** START OF Dataset excerpts **
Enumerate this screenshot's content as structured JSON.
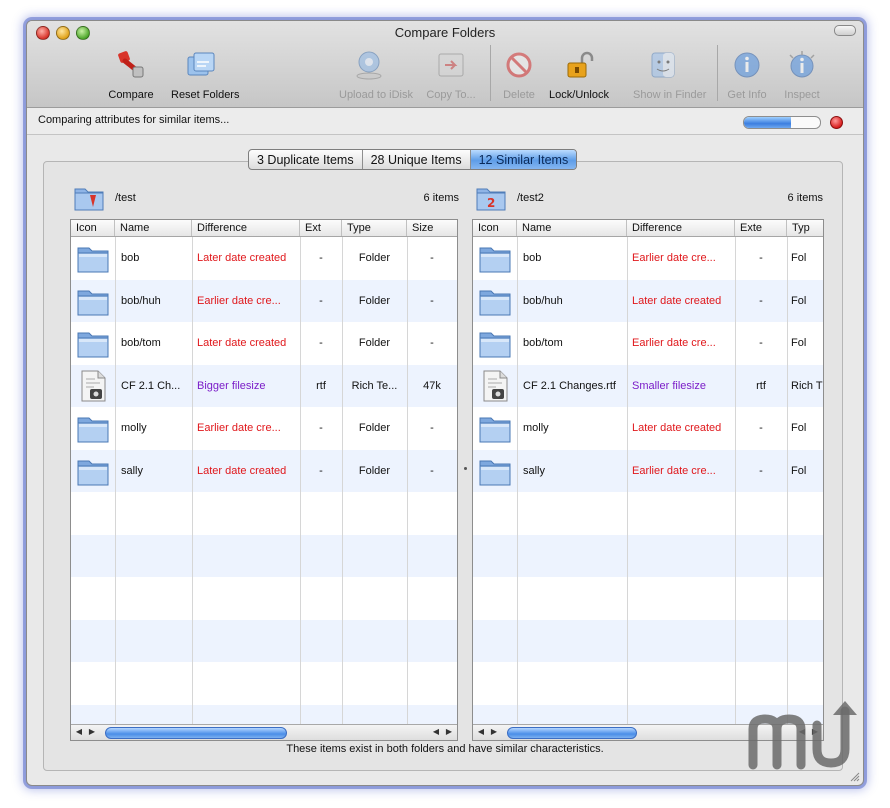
{
  "window": {
    "title": "Compare Folders"
  },
  "toolbar": {
    "buttons": [
      {
        "label": "Compare",
        "icon": "compare-icon",
        "enabled": true
      },
      {
        "label": "Reset Folders",
        "icon": "reset-folders-icon",
        "enabled": true
      },
      {
        "label": "Upload to iDisk",
        "icon": "idisk-icon",
        "enabled": false
      },
      {
        "label": "Copy To...",
        "icon": "copy-to-icon",
        "enabled": false
      },
      {
        "label": "Delete",
        "icon": "delete-icon",
        "enabled": false
      },
      {
        "label": "Lock/Unlock",
        "icon": "lock-icon",
        "enabled": true
      },
      {
        "label": "Show in Finder",
        "icon": "finder-icon",
        "enabled": false
      },
      {
        "label": "Get Info",
        "icon": "info-icon",
        "enabled": false
      },
      {
        "label": "Inspect",
        "icon": "inspect-icon",
        "enabled": false
      }
    ]
  },
  "status": {
    "text": "Comparing attributes for similar items...",
    "progress": 0.62
  },
  "tabs": [
    {
      "label": "3 Duplicate Items",
      "selected": false
    },
    {
      "label": "28 Unique Items",
      "selected": false
    },
    {
      "label": "12 Similar Items",
      "selected": true
    }
  ],
  "left": {
    "path": "/test",
    "count": "6 items",
    "columns": [
      "Icon",
      "Name",
      "Difference",
      "Ext",
      "Type",
      "Size"
    ],
    "rows": [
      {
        "icon": "folder-icon",
        "name": "bob",
        "difference": "Later date created",
        "diff_kind": "date",
        "ext": "-",
        "type": "Folder",
        "size": "-"
      },
      {
        "icon": "folder-icon",
        "name": "bob/huh",
        "difference": "Earlier date cre...",
        "diff_kind": "date",
        "ext": "-",
        "type": "Folder",
        "size": "-"
      },
      {
        "icon": "folder-icon",
        "name": "bob/tom",
        "difference": "Later date created",
        "diff_kind": "date",
        "ext": "-",
        "type": "Folder",
        "size": "-"
      },
      {
        "icon": "rtf-document-icon",
        "name": "CF 2.1 Ch...",
        "difference": "Bigger filesize",
        "diff_kind": "size",
        "ext": "rtf",
        "type": "Rich Te...",
        "size": "47k"
      },
      {
        "icon": "folder-icon",
        "name": "molly",
        "difference": "Earlier date cre...",
        "diff_kind": "date",
        "ext": "-",
        "type": "Folder",
        "size": "-"
      },
      {
        "icon": "folder-icon",
        "name": "sally",
        "difference": "Later date created",
        "diff_kind": "date",
        "ext": "-",
        "type": "Folder",
        "size": "-"
      }
    ]
  },
  "right": {
    "path": "/test2",
    "count": "6 items",
    "columns": [
      "Icon",
      "Name",
      "Difference",
      "Exte",
      "Typ"
    ],
    "rows": [
      {
        "icon": "folder-icon",
        "name": "bob",
        "difference": "Earlier date cre...",
        "diff_kind": "date",
        "ext": "-",
        "type": "Fol"
      },
      {
        "icon": "folder-icon",
        "name": "bob/huh",
        "difference": "Later date created",
        "diff_kind": "date",
        "ext": "-",
        "type": "Fol"
      },
      {
        "icon": "folder-icon",
        "name": "bob/tom",
        "difference": "Earlier date cre...",
        "diff_kind": "date",
        "ext": "-",
        "type": "Fol"
      },
      {
        "icon": "rtf-document-icon",
        "name": "CF 2.1 Changes.rtf",
        "difference": "Smaller filesize",
        "diff_kind": "size",
        "ext": "rtf",
        "type": "Rich T"
      },
      {
        "icon": "folder-icon",
        "name": "molly",
        "difference": "Later date created",
        "diff_kind": "date",
        "ext": "-",
        "type": "Fol"
      },
      {
        "icon": "folder-icon",
        "name": "sally",
        "difference": "Earlier date cre...",
        "diff_kind": "date",
        "ext": "-",
        "type": "Fol"
      }
    ]
  },
  "footer": {
    "message": "These items exist in both folders and have similar characteristics."
  },
  "colors": {
    "date_diff": "#e0171b",
    "size_diff": "#7b1cc8",
    "accent": "#5e9de8",
    "row_alt": "#edf3fe"
  },
  "watermark": {
    "icon": "macupdate-logo-icon"
  }
}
** END OF Dataset excerpts **
■ **Problem details**
Quote everything in the listing above exactly; pictures are the only thing to omit.

■ **Response to the exercise**
Enumerate this screenshot's content as structured JSON.
{
  "window": {
    "title": "Compare Folders"
  },
  "toolbar": {
    "buttons": [
      {
        "label": "Compare",
        "icon": "compare-icon",
        "enabled": true
      },
      {
        "label": "Reset Folders",
        "icon": "reset-folders-icon",
        "enabled": true
      },
      {
        "label": "Upload to iDisk",
        "icon": "idisk-icon",
        "enabled": false
      },
      {
        "label": "Copy To...",
        "icon": "copy-to-icon",
        "enabled": false
      },
      {
        "label": "Delete",
        "icon": "delete-icon",
        "enabled": false
      },
      {
        "label": "Lock/Unlock",
        "icon": "lock-icon",
        "enabled": true
      },
      {
        "label": "Show in Finder",
        "icon": "finder-icon",
        "enabled": false
      },
      {
        "label": "Get Info",
        "icon": "info-icon",
        "enabled": false
      },
      {
        "label": "Inspect",
        "icon": "inspect-icon",
        "enabled": false
      }
    ]
  },
  "status": {
    "text": "Comparing attributes for similar items...",
    "progress": 0.62
  },
  "tabs": [
    {
      "label": "3 Duplicate Items",
      "selected": false
    },
    {
      "label": "28 Unique Items",
      "selected": false
    },
    {
      "label": "12 Similar Items",
      "selected": true
    }
  ],
  "left": {
    "path": "/test",
    "count": "6 items",
    "columns": [
      "Icon",
      "Name",
      "Difference",
      "Ext",
      "Type",
      "Size"
    ],
    "rows": [
      {
        "icon": "folder-icon",
        "name": "bob",
        "difference": "Later date created",
        "diff_kind": "date",
        "ext": "-",
        "type": "Folder",
        "size": "-"
      },
      {
        "icon": "folder-icon",
        "name": "bob/huh",
        "difference": "Earlier date cre...",
        "diff_kind": "date",
        "ext": "-",
        "type": "Folder",
        "size": "-"
      },
      {
        "icon": "folder-icon",
        "name": "bob/tom",
        "difference": "Later date created",
        "diff_kind": "date",
        "ext": "-",
        "type": "Folder",
        "size": "-"
      },
      {
        "icon": "rtf-document-icon",
        "name": "CF 2.1 Ch...",
        "difference": "Bigger filesize",
        "diff_kind": "size",
        "ext": "rtf",
        "type": "Rich Te...",
        "size": "47k"
      },
      {
        "icon": "folder-icon",
        "name": "molly",
        "difference": "Earlier date cre...",
        "diff_kind": "date",
        "ext": "-",
        "type": "Folder",
        "size": "-"
      },
      {
        "icon": "folder-icon",
        "name": "sally",
        "difference": "Later date created",
        "diff_kind": "date",
        "ext": "-",
        "type": "Folder",
        "size": "-"
      }
    ]
  },
  "right": {
    "path": "/test2",
    "count": "6 items",
    "columns": [
      "Icon",
      "Name",
      "Difference",
      "Exte",
      "Typ"
    ],
    "rows": [
      {
        "icon": "folder-icon",
        "name": "bob",
        "difference": "Earlier date cre...",
        "diff_kind": "date",
        "ext": "-",
        "type": "Fol"
      },
      {
        "icon": "folder-icon",
        "name": "bob/huh",
        "difference": "Later date created",
        "diff_kind": "date",
        "ext": "-",
        "type": "Fol"
      },
      {
        "icon": "folder-icon",
        "name": "bob/tom",
        "difference": "Earlier date cre...",
        "diff_kind": "date",
        "ext": "-",
        "type": "Fol"
      },
      {
        "icon": "rtf-document-icon",
        "name": "CF 2.1 Changes.rtf",
        "difference": "Smaller filesize",
        "diff_kind": "size",
        "ext": "rtf",
        "type": "Rich T"
      },
      {
        "icon": "folder-icon",
        "name": "molly",
        "difference": "Later date created",
        "diff_kind": "date",
        "ext": "-",
        "type": "Fol"
      },
      {
        "icon": "folder-icon",
        "name": "sally",
        "difference": "Earlier date cre...",
        "diff_kind": "date",
        "ext": "-",
        "type": "Fol"
      }
    ]
  },
  "footer": {
    "message": "These items exist in both folders and have similar characteristics."
  },
  "colors": {
    "date_diff": "#e0171b",
    "size_diff": "#7b1cc8",
    "accent": "#5e9de8",
    "row_alt": "#edf3fe"
  },
  "watermark": {
    "icon": "macupdate-logo-icon"
  }
}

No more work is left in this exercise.